> _MATERIAL FOR THIS TASK_
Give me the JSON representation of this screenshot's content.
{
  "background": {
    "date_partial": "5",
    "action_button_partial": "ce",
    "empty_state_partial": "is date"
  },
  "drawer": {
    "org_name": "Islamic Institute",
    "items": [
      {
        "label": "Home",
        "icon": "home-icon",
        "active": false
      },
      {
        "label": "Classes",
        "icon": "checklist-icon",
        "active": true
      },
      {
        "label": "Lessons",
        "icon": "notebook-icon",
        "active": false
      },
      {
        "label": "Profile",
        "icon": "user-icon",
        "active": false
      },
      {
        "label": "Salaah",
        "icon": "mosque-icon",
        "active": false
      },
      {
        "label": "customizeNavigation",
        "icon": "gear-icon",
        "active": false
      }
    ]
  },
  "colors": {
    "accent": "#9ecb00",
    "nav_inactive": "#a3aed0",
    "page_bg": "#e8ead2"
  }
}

--

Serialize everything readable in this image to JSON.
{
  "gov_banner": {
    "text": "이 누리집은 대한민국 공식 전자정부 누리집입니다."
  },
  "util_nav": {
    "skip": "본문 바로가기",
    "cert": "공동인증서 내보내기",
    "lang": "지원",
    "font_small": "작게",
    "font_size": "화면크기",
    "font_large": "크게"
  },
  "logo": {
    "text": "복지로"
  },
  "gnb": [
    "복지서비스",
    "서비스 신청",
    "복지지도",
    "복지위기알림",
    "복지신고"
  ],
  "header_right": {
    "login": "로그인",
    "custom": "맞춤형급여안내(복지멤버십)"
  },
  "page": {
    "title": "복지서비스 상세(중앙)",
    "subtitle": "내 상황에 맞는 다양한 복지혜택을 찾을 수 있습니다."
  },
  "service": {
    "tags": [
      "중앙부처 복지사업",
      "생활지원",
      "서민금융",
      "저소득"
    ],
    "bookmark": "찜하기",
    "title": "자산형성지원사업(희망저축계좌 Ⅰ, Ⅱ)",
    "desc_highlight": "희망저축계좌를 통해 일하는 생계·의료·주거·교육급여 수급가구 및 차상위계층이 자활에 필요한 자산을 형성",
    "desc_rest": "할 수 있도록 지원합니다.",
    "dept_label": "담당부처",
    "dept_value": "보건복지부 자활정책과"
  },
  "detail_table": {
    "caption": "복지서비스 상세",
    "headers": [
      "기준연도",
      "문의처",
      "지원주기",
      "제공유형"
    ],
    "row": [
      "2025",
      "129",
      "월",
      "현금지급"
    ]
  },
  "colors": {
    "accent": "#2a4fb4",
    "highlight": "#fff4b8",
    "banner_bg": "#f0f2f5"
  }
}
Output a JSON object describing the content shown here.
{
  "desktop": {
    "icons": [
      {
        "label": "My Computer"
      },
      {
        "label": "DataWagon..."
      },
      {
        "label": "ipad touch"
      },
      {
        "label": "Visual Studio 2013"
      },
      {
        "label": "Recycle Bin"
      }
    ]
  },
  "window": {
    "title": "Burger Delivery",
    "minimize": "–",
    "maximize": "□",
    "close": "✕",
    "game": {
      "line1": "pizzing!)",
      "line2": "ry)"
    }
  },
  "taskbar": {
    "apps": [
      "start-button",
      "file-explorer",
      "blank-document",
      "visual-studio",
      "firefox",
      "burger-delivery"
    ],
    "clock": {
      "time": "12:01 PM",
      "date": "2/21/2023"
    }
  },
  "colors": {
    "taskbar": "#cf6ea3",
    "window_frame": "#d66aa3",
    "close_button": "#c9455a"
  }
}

> _EXERCISE_
Find the lines that include the string "text", then copy each of them.

> _WRITTEN RESPONSE_
    "text": "이 누리집은 대한민국 공식 전자정부 누리집입니다."
    "text": "복지로"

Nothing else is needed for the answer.